Given request
Each record below should be output verbatim, without pictures.

Record extracts

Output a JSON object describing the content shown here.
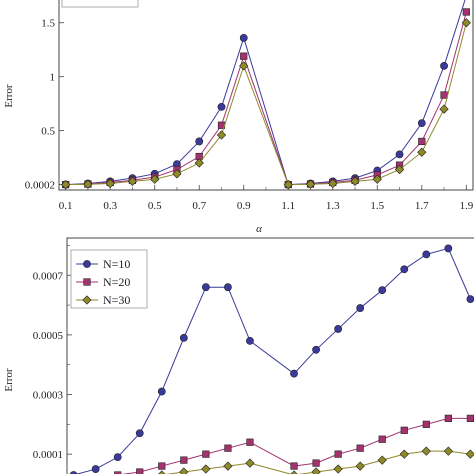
{
  "chart_data": [
    {
      "type": "line",
      "xlabel": "α",
      "ylabel": "Error",
      "xlim": [
        0.07,
        1.93
      ],
      "ylim": [
        -0.05,
        1.72
      ],
      "x_ticks": [
        "0.1",
        "0.3",
        "0.5",
        "0.7",
        "0.9",
        "1.1",
        "1.3",
        "1.5",
        "1.7",
        "1.9"
      ],
      "x_minor_ticks": [
        "0.2",
        "0.4",
        "0.6",
        "0.8",
        "1",
        "1.2",
        "1.4",
        "1.6",
        "1.8"
      ],
      "y_ticks": [
        "0.0002",
        "0.5",
        "1",
        "1.5"
      ],
      "grid": false,
      "legend": "top-left (entries cropped)",
      "x": [
        0.1,
        0.2,
        0.3,
        0.4,
        0.5,
        0.6,
        0.7,
        0.8,
        0.9,
        1.1,
        1.2,
        1.3,
        1.4,
        1.5,
        1.6,
        1.7,
        1.8,
        1.9
      ],
      "series": [
        {
          "values": [
            0.0002,
            0.01,
            0.03,
            0.06,
            0.1,
            0.19,
            0.4,
            0.72,
            1.36,
            0.0002,
            0.01,
            0.03,
            0.06,
            0.13,
            0.28,
            0.57,
            1.1,
            1.75
          ]
        },
        {
          "values": [
            0.0002,
            0.005,
            0.02,
            0.04,
            0.07,
            0.14,
            0.26,
            0.55,
            1.19,
            0.0002,
            0.005,
            0.02,
            0.04,
            0.09,
            0.18,
            0.4,
            0.83,
            1.6
          ]
        },
        {
          "values": [
            0.0002,
            0.003,
            0.01,
            0.03,
            0.05,
            0.1,
            0.2,
            0.46,
            1.1,
            0.0002,
            0.003,
            0.01,
            0.03,
            0.05,
            0.14,
            0.3,
            0.7,
            1.5
          ]
        }
      ],
      "colors": [
        "#3a3a9c",
        "#a3326f",
        "#8e8a2a"
      ],
      "markers": [
        "circle",
        "square",
        "diamond"
      ]
    },
    {
      "type": "line",
      "xlabel": "",
      "ylabel": "Error",
      "xlim": [
        0.07,
        1.93
      ],
      "ylim": [
        2e-05,
        0.000825
      ],
      "y_ticks": [
        {
          "value": 0.0001,
          "label": "0.0001"
        },
        {
          "value": 0.0003,
          "label": "0.0003"
        },
        {
          "value": 0.0005,
          "label": "0.0005"
        },
        {
          "value": 0.0007,
          "label": "0.0007"
        }
      ],
      "grid": false,
      "legend": "top-left",
      "x": [
        0.1,
        0.2,
        0.3,
        0.4,
        0.5,
        0.6,
        0.7,
        0.8,
        0.9,
        1.1,
        1.2,
        1.3,
        1.4,
        1.5,
        1.6,
        1.7,
        1.8,
        1.9
      ],
      "series": [
        {
          "name": "N=10",
          "values": [
            3e-05,
            5e-05,
            9e-05,
            0.00017,
            0.00031,
            0.00049,
            0.00066,
            0.00066,
            0.00048,
            0.00037,
            0.00045,
            0.00052,
            0.00059,
            0.00065,
            0.00072,
            0.00077,
            0.00079,
            0.00062
          ]
        },
        {
          "name": "N=20",
          "values": [
            1e-05,
            2e-05,
            3e-05,
            4e-05,
            6e-05,
            8e-05,
            0.0001,
            0.00012,
            0.00014,
            6e-05,
            7e-05,
            0.0001,
            0.00012,
            0.00015,
            0.00018,
            0.0002,
            0.00022,
            0.00022
          ]
        },
        {
          "name": "N=30",
          "values": [
            1e-05,
            1e-05,
            2e-05,
            2e-05,
            3e-05,
            4e-05,
            5e-05,
            6e-05,
            7e-05,
            3e-05,
            4e-05,
            5e-05,
            6e-05,
            8e-05,
            0.0001,
            0.00011,
            0.00011,
            0.0001
          ]
        }
      ],
      "colors": [
        "#3a3a9c",
        "#a3326f",
        "#8e8a2a"
      ],
      "markers": [
        "circle",
        "square",
        "diamond"
      ]
    }
  ]
}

Result
Output a JSON object describing the content shown here.
{
  "chart_data": [
    {
      "type": "line",
      "xlabel": "α",
      "ylabel": "Error",
      "xlim": [
        0.07,
        1.93
      ],
      "ylim": [
        -0.05,
        1.72
      ],
      "x_ticks": [
        "0.1",
        "0.3",
        "0.5",
        "0.7",
        "0.9",
        "1.1",
        "1.3",
        "1.5",
        "1.7",
        "1.9"
      ],
      "x_minor_ticks": [
        "0.2",
        "0.4",
        "0.6",
        "0.8",
        "1",
        "1.2",
        "1.4",
        "1.6",
        "1.8"
      ],
      "y_ticks": [
        "0.0002",
        "0.5",
        "1",
        "1.5"
      ],
      "grid": false,
      "legend": "top-left (entries cropped)",
      "x": [
        0.1,
        0.2,
        0.3,
        0.4,
        0.5,
        0.6,
        0.7,
        0.8,
        0.9,
        1.1,
        1.2,
        1.3,
        1.4,
        1.5,
        1.6,
        1.7,
        1.8,
        1.9
      ],
      "series": [
        {
          "values": [
            0.0002,
            0.01,
            0.03,
            0.06,
            0.1,
            0.19,
            0.4,
            0.72,
            1.36,
            0.0002,
            0.01,
            0.03,
            0.06,
            0.13,
            0.28,
            0.57,
            1.1,
            1.75
          ]
        },
        {
          "values": [
            0.0002,
            0.005,
            0.02,
            0.04,
            0.07,
            0.14,
            0.26,
            0.55,
            1.19,
            0.0002,
            0.005,
            0.02,
            0.04,
            0.09,
            0.18,
            0.4,
            0.83,
            1.6
          ]
        },
        {
          "values": [
            0.0002,
            0.003,
            0.01,
            0.03,
            0.05,
            0.1,
            0.2,
            0.46,
            1.1,
            0.0002,
            0.003,
            0.01,
            0.03,
            0.05,
            0.14,
            0.3,
            0.7,
            1.5
          ]
        }
      ],
      "colors": [
        "#3a3a9c",
        "#a3326f",
        "#8e8a2a"
      ],
      "markers": [
        "circle",
        "square",
        "diamond"
      ]
    },
    {
      "type": "line",
      "xlabel": "",
      "ylabel": "Error",
      "xlim": [
        0.07,
        1.93
      ],
      "ylim": [
        2e-05,
        0.000825
      ],
      "y_ticks": [
        {
          "value": 0.0001,
          "label": "0.0001"
        },
        {
          "value": 0.0003,
          "label": "0.0003"
        },
        {
          "value": 0.0005,
          "label": "0.0005"
        },
        {
          "value": 0.0007,
          "label": "0.0007"
        }
      ],
      "grid": false,
      "legend": "top-left",
      "x": [
        0.1,
        0.2,
        0.3,
        0.4,
        0.5,
        0.6,
        0.7,
        0.8,
        0.9,
        1.1,
        1.2,
        1.3,
        1.4,
        1.5,
        1.6,
        1.7,
        1.8,
        1.9
      ],
      "series": [
        {
          "name": "N=10",
          "values": [
            3e-05,
            5e-05,
            9e-05,
            0.00017,
            0.00031,
            0.00049,
            0.00066,
            0.00066,
            0.00048,
            0.00037,
            0.00045,
            0.00052,
            0.00059,
            0.00065,
            0.00072,
            0.00077,
            0.00079,
            0.00062
          ]
        },
        {
          "name": "N=20",
          "values": [
            1e-05,
            2e-05,
            3e-05,
            4e-05,
            6e-05,
            8e-05,
            0.0001,
            0.00012,
            0.00014,
            6e-05,
            7e-05,
            0.0001,
            0.00012,
            0.00015,
            0.00018,
            0.0002,
            0.00022,
            0.00022
          ]
        },
        {
          "name": "N=30",
          "values": [
            1e-05,
            1e-05,
            2e-05,
            2e-05,
            3e-05,
            4e-05,
            5e-05,
            6e-05,
            7e-05,
            3e-05,
            4e-05,
            5e-05,
            6e-05,
            8e-05,
            0.0001,
            0.00011,
            0.00011,
            0.0001
          ]
        }
      ],
      "colors": [
        "#3a3a9c",
        "#a3326f",
        "#8e8a2a"
      ],
      "markers": [
        "circle",
        "square",
        "diamond"
      ]
    }
  ]
}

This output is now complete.